┏━━
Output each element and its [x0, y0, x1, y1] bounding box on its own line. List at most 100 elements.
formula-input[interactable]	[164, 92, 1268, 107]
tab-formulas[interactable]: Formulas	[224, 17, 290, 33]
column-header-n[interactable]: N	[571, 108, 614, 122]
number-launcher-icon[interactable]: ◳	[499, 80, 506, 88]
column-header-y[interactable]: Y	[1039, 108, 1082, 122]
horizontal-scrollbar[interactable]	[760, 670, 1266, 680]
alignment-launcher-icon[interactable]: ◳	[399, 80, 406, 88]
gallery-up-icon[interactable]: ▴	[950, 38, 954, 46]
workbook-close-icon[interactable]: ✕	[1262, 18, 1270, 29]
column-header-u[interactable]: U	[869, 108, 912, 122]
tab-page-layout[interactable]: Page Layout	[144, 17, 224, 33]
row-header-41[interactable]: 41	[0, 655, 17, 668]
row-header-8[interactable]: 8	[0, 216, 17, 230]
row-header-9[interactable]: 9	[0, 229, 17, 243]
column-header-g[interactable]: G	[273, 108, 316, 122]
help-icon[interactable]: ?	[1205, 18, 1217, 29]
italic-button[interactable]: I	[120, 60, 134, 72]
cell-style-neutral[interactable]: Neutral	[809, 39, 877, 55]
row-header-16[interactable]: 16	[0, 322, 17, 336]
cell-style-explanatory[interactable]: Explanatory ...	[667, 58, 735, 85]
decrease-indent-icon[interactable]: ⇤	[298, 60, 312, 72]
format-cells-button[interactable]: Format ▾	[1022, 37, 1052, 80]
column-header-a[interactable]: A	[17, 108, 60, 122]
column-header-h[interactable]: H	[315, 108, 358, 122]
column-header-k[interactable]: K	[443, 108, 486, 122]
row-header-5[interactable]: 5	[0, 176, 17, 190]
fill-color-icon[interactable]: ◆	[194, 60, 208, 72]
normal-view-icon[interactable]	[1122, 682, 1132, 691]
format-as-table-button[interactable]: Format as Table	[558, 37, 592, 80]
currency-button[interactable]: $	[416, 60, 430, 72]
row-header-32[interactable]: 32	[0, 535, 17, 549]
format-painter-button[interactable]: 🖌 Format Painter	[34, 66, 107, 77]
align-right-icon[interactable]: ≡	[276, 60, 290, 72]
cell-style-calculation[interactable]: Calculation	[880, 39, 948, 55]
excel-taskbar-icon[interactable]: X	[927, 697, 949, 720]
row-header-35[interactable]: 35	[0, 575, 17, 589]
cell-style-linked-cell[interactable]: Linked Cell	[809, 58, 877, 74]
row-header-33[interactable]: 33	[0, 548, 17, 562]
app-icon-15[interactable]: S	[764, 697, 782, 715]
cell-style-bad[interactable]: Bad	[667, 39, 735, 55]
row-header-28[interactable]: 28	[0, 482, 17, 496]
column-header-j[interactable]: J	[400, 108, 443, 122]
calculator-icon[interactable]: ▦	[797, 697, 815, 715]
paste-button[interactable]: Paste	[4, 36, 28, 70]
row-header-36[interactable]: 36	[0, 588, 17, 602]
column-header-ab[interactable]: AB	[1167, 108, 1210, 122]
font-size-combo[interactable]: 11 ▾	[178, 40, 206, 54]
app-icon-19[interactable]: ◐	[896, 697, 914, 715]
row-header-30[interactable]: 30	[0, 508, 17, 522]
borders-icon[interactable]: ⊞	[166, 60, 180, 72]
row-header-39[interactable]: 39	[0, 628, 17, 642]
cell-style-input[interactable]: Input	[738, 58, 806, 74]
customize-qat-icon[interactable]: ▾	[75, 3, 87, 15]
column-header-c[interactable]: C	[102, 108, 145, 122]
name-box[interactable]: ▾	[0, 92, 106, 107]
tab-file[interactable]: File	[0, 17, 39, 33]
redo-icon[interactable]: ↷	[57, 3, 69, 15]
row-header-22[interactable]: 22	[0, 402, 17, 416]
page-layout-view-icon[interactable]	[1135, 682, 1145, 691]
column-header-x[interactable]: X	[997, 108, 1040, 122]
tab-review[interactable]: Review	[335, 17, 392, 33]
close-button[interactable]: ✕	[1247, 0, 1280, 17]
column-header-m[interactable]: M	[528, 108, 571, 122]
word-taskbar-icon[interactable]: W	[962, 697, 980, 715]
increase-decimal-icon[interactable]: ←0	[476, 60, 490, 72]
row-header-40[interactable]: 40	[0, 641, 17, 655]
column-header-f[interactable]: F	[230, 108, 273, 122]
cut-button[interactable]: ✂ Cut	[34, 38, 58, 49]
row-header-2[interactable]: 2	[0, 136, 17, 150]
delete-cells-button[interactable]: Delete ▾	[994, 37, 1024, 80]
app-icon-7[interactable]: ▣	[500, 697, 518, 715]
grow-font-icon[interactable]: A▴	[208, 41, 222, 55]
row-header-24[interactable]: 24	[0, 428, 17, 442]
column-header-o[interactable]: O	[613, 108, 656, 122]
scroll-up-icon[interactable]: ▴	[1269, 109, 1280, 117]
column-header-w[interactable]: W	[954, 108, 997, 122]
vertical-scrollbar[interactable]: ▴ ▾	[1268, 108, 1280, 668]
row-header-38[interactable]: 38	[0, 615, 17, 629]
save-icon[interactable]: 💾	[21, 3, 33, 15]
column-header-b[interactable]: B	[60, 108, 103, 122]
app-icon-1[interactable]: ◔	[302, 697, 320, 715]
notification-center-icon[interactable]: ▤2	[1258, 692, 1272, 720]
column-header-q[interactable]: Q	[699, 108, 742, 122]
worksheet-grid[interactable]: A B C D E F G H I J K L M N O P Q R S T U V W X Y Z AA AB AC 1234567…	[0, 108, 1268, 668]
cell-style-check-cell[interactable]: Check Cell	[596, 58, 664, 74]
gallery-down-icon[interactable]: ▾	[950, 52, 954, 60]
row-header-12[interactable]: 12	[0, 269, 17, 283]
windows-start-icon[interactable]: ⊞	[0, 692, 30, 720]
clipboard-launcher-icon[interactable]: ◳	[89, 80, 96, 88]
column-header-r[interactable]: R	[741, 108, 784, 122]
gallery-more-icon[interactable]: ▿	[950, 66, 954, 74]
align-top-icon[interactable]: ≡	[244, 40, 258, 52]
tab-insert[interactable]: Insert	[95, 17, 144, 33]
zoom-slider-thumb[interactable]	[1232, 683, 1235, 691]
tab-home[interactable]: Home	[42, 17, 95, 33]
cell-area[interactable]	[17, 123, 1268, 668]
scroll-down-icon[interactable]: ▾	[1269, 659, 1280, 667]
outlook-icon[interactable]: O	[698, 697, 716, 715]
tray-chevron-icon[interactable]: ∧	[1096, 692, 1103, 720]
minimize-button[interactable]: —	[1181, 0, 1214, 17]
┗━━
- _EXERCISE DESCRIPTION_
Reproduce every line of the data above verbatim.

- _OUTPUT OF THE EXERCISE_
Output each element and its [x0, y0, x1, y1] bounding box on its own line. List at most 100 elements.
formula-input[interactable]	[164, 92, 1268, 107]
tab-formulas[interactable]: Formulas	[224, 17, 290, 33]
column-header-n[interactable]: N	[571, 108, 614, 122]
number-launcher-icon[interactable]: ◳	[499, 80, 506, 88]
column-header-y[interactable]: Y	[1039, 108, 1082, 122]
horizontal-scrollbar[interactable]	[760, 670, 1266, 680]
alignment-launcher-icon[interactable]: ◳	[399, 80, 406, 88]
gallery-up-icon[interactable]: ▴	[950, 38, 954, 46]
workbook-close-icon[interactable]: ✕	[1262, 18, 1270, 29]
column-header-u[interactable]: U	[869, 108, 912, 122]
tab-page-layout[interactable]: Page Layout	[144, 17, 224, 33]
row-header-41[interactable]: 41	[0, 655, 17, 668]
row-header-8[interactable]: 8	[0, 216, 17, 230]
row-header-9[interactable]: 9	[0, 229, 17, 243]
column-header-g[interactable]: G	[273, 108, 316, 122]
help-icon[interactable]: ?	[1205, 18, 1217, 29]
italic-button[interactable]: I	[120, 60, 134, 72]
cell-style-neutral[interactable]: Neutral	[809, 39, 877, 55]
row-header-16[interactable]: 16	[0, 322, 17, 336]
cell-style-explanatory[interactable]: Explanatory ...	[667, 58, 735, 85]
decrease-indent-icon[interactable]: ⇤	[298, 60, 312, 72]
format-cells-button[interactable]: Format ▾	[1022, 37, 1052, 80]
column-header-a[interactable]: A	[17, 108, 60, 122]
column-header-h[interactable]: H	[315, 108, 358, 122]
column-header-k[interactable]: K	[443, 108, 486, 122]
row-header-5[interactable]: 5	[0, 176, 17, 190]
fill-color-icon[interactable]: ◆	[194, 60, 208, 72]
normal-view-icon[interactable]	[1122, 682, 1132, 691]
format-as-table-button[interactable]: Format as Table	[558, 37, 592, 80]
currency-button[interactable]: $	[416, 60, 430, 72]
row-header-32[interactable]: 32	[0, 535, 17, 549]
format-painter-button[interactable]: 🖌 Format Painter	[34, 66, 107, 77]
align-right-icon[interactable]: ≡	[276, 60, 290, 72]
cell-style-calculation[interactable]: Calculation	[880, 39, 948, 55]
excel-taskbar-icon[interactable]: X	[927, 697, 949, 720]
row-header-35[interactable]: 35	[0, 575, 17, 589]
cell-style-linked-cell[interactable]: Linked Cell	[809, 58, 877, 74]
row-header-33[interactable]: 33	[0, 548, 17, 562]
app-icon-15[interactable]: S	[764, 697, 782, 715]
cell-style-bad[interactable]: Bad	[667, 39, 735, 55]
row-header-28[interactable]: 28	[0, 482, 17, 496]
column-header-j[interactable]: J	[400, 108, 443, 122]
calculator-icon[interactable]: ▦	[797, 697, 815, 715]
paste-button[interactable]: Paste	[4, 36, 28, 70]
row-header-36[interactable]: 36	[0, 588, 17, 602]
column-header-ab[interactable]: AB	[1167, 108, 1210, 122]
font-size-combo[interactable]: 11 ▾	[178, 40, 206, 54]
app-icon-19[interactable]: ◐	[896, 697, 914, 715]
row-header-30[interactable]: 30	[0, 508, 17, 522]
borders-icon[interactable]: ⊞	[166, 60, 180, 72]
row-header-39[interactable]: 39	[0, 628, 17, 642]
cell-style-input[interactable]: Input	[738, 58, 806, 74]
customize-qat-icon[interactable]: ▾	[75, 3, 87, 15]
column-header-c[interactable]: C	[102, 108, 145, 122]
name-box[interactable]: ▾	[0, 92, 106, 107]
tab-file[interactable]: File	[0, 17, 39, 33]
redo-icon[interactable]: ↷	[57, 3, 69, 15]
row-header-22[interactable]: 22	[0, 402, 17, 416]
page-layout-view-icon[interactable]	[1135, 682, 1145, 691]
column-header-x[interactable]: X	[997, 108, 1040, 122]
tab-review[interactable]: Review	[335, 17, 392, 33]
close-button[interactable]: ✕	[1247, 0, 1280, 17]
column-header-m[interactable]: M	[528, 108, 571, 122]
word-taskbar-icon[interactable]: W	[962, 697, 980, 715]
increase-decimal-icon[interactable]: ←0	[476, 60, 490, 72]
row-header-40[interactable]: 40	[0, 641, 17, 655]
column-header-f[interactable]: F	[230, 108, 273, 122]
cut-button[interactable]: ✂ Cut	[34, 38, 58, 49]
row-header-2[interactable]: 2	[0, 136, 17, 150]
delete-cells-button[interactable]: Delete ▾	[994, 37, 1024, 80]
app-icon-7[interactable]: ▣	[500, 697, 518, 715]
grow-font-icon[interactable]: A▴	[208, 41, 222, 55]
row-header-24[interactable]: 24	[0, 428, 17, 442]
column-header-o[interactable]: O	[613, 108, 656, 122]
scroll-up-icon[interactable]: ▴	[1269, 109, 1280, 117]
column-header-w[interactable]: W	[954, 108, 997, 122]
vertical-scrollbar[interactable]: ▴ ▾	[1268, 108, 1280, 668]
row-header-38[interactable]: 38	[0, 615, 17, 629]
save-icon[interactable]: 💾	[21, 3, 33, 15]
column-header-b[interactable]: B	[60, 108, 103, 122]
app-icon-1[interactable]: ◔	[302, 697, 320, 715]
notification-center-icon[interactable]: ▤2	[1258, 692, 1272, 720]
column-header-q[interactable]: Q	[699, 108, 742, 122]
worksheet-grid[interactable]: A B C D E F G H I J K L M N O P Q R S T U V W X Y Z AA AB AC 1234567…	[0, 108, 1268, 668]
cell-style-check-cell[interactable]: Check Cell	[596, 58, 664, 74]
gallery-down-icon[interactable]: ▾	[950, 52, 954, 60]
row-header-12[interactable]: 12	[0, 269, 17, 283]
windows-start-icon[interactable]: ⊞	[0, 692, 30, 720]
clipboard-launcher-icon[interactable]: ◳	[89, 80, 96, 88]
column-header-r[interactable]: R	[741, 108, 784, 122]
gallery-more-icon[interactable]: ▿	[950, 66, 954, 74]
align-top-icon[interactable]: ≡	[244, 40, 258, 52]
tab-insert[interactable]: Insert	[95, 17, 144, 33]
zoom-slider-thumb[interactable]	[1232, 683, 1235, 691]
tab-home[interactable]: Home	[42, 17, 95, 33]
cell-area[interactable]	[17, 123, 1268, 668]
scroll-down-icon[interactable]: ▾	[1269, 659, 1280, 667]
outlook-icon[interactable]: O	[698, 697, 716, 715]
tray-chevron-icon[interactable]: ∧	[1096, 692, 1103, 720]
minimize-button[interactable]: —	[1181, 0, 1214, 17]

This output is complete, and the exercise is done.